[START OF Data entries]

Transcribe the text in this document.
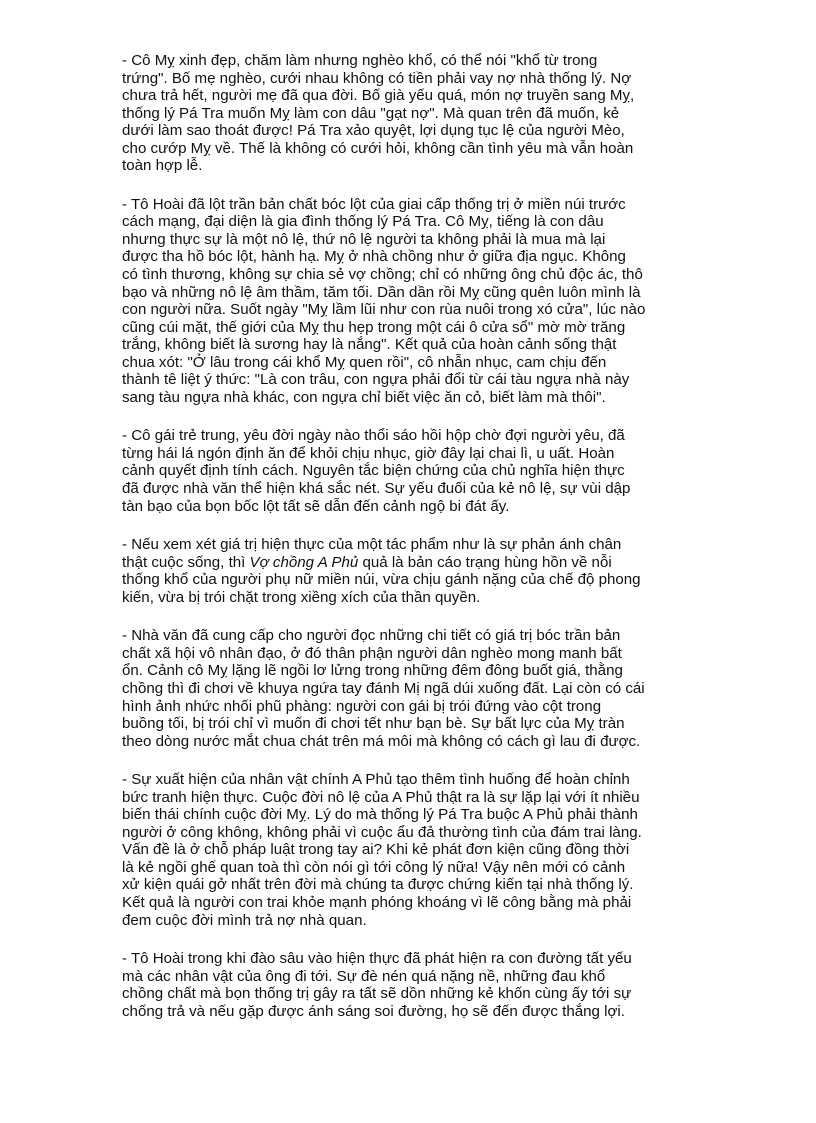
- Cô Mỵ xinh đẹp, chăm làm nhưng nghèo khổ, có thể nói "khổ từ trong
trứng". Bố mẹ nghèo, cưới nhau không có tiền phải vay nợ nhà thống lý. Nợ
chưa trả hết, người mẹ đã qua đời. Bố già yếu quá, món nợ truyền sang Mỵ,
thống lý Pá Tra muốn Mỵ làm con dâu "gạt nợ". Mà quan trên đã muốn, kẻ
dưới làm sao thoát được! Pá Tra xảo quyệt, lợi dụng tục lệ của người Mèo,
cho cướp Mỵ về. Thế là không có cưới hỏi, không cần tình yêu mà vẫn hoàn
toàn hợp lễ.

- Tô Hoài đã lột trần bản chất bóc lột của giai cấp thống trị ở miền núi trước
cách mạng, đại diện là gia đình thống lý Pá Tra. Cô Mỵ, tiếng là con dâu
nhưng thực sự là một nô lệ, thứ nô lệ người ta không phải là mua mà lại
được tha hồ bóc lột, hành hạ. Mỵ ở nhà chồng như ở giữa địa ngục. Không
có tình thương, không sự chia sẻ vợ chồng; chỉ có những ông chủ độc ác, thô
bạo và những nô lệ âm thầm, tăm tối. Dần dần rồi Mỵ cũng quên luôn mình là
con người nữa. Suốt ngày "Mỵ lầm lũi như con rùa nuôi trong xó cửa", lúc nào
cũng cúi mặt, thế giới của Mỵ thu hẹp trong một cái ô cửa sổ" mờ mờ trăng
trắng, không biết là sương hay là nắng". Kết quả của hoàn cảnh sống thật
chua xót: "Ở lâu trong cái khổ Mỵ quen rồi", cô nhẫn nhục, cam chịu đến
thành tê liệt ý thức: "Là con trâu, con ngựa phải đổi từ cái tàu ngựa nhà này
sang tàu ngựa nhà khác, con ngựa chỉ biết việc ăn cỏ, biết làm mà thôi".

- Cô gái trẻ trung, yêu đời ngày nào thổi sáo hồi hộp chờ đợi người yêu, đã
từng hái lá ngón định ăn để khỏi chịu nhục, giờ đây lại chai lì, u uất. Hoàn
cảnh quyết định tính cách. Nguyên tắc biện chứng của chủ nghĩa hiện thực
đã được nhà văn thể hiện khá sắc nét. Sự yếu đuối của kẻ nô lệ, sự vùi dập
tàn bạo của bọn bốc lột tất sẽ dẫn đến cảnh ngộ bi đát ấy.

- Nếu xem xét giá trị hiện thực của một tác phẩm như là sự phản ánh chân
thật cuộc sống, thì Vợ chồng A Phủ quả là bản cáo trạng hùng hồn về nỗi
thống khổ của người phụ nữ miền núi, vừa chịu gánh nặng của chế độ phong
kiến, vừa bị trói chặt trong xiềng xích của thần quyền.

- Nhà văn đã cung cấp cho người đọc những chi tiết có giá trị bóc trần bản
chất xã hội vô nhân đạo, ở đó thân phận người dân nghèo mong manh bất
ổn. Cảnh cô Mỵ lặng lẽ ngồi lơ lửng trong những đêm đông buốt giá, thằng
chồng thì đi chơi về khuya ngứa tay đánh Mị ngã dúi xuống đất. Lại còn có cái
hình ảnh nhức nhối phũ phàng: người con gái bị trói đứng vào cột trong
buồng tối, bị trói chỉ vì muốn đi chơi tết như bạn bè. Sự bất lực của Mỵ tràn
theo dòng nước mắt chua chát trên má môi mà không có cách gì lau đi được.

- Sự xuất hiện của nhân vật chính A Phủ tạo thêm tình huống để hoàn chỉnh
bức tranh hiện thực. Cuộc đời nô lệ của A Phủ thật ra là sự lặp lại với ít nhiều
biến thái chính cuộc đời Mỵ. Lý do mà thống lý Pá Tra buộc A Phủ phải thành
người ở công không, không phải vì cuộc ẩu đả thường tình của đám trai làng.
Vấn đề là ở chỗ pháp luật trong tay ai? Khi kẻ phát đơn kiện cũng đồng thời
là kẻ ngồi ghế quan toà thì còn nói gì tới công lý nữa! Vậy nên mới có cảnh
xử kiện quái gở nhất trên đời mà chúng ta được chứng kiến tại nhà thống lý.
Kết quả là người con trai khỏe mạnh phóng khoáng vì lẽ công bằng mà phải
đem cuộc đời mình trả nợ nhà quan.

- Tô Hoài trong khi đào sâu vào hiện thực đã phát hiện ra con đường tất yếu
mà các nhân vật của ông đi tới. Sự đè nén quá nặng nề, những đau khổ
chồng chất mà bọn thống trị gây ra tất sẽ dồn những kẻ khốn cùng ấy tới sự
chống trả và nếu gặp được ánh sáng soi đường, họ sẽ đến được thắng lợi.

[END OF Data entries]

Stated exercise: Copy every line of the listing that contains the word "cách".

Finished exercise:
cách mạng, đại diện là gia đình thống lý Pá Tra. Cô Mỵ, tiếng là con dâu
cảnh quyết định tính cách. Nguyên tắc biện chứng của chủ nghĩa hiện thực
theo dòng nước mắt chua chát trên má môi mà không có cách gì lau đi được.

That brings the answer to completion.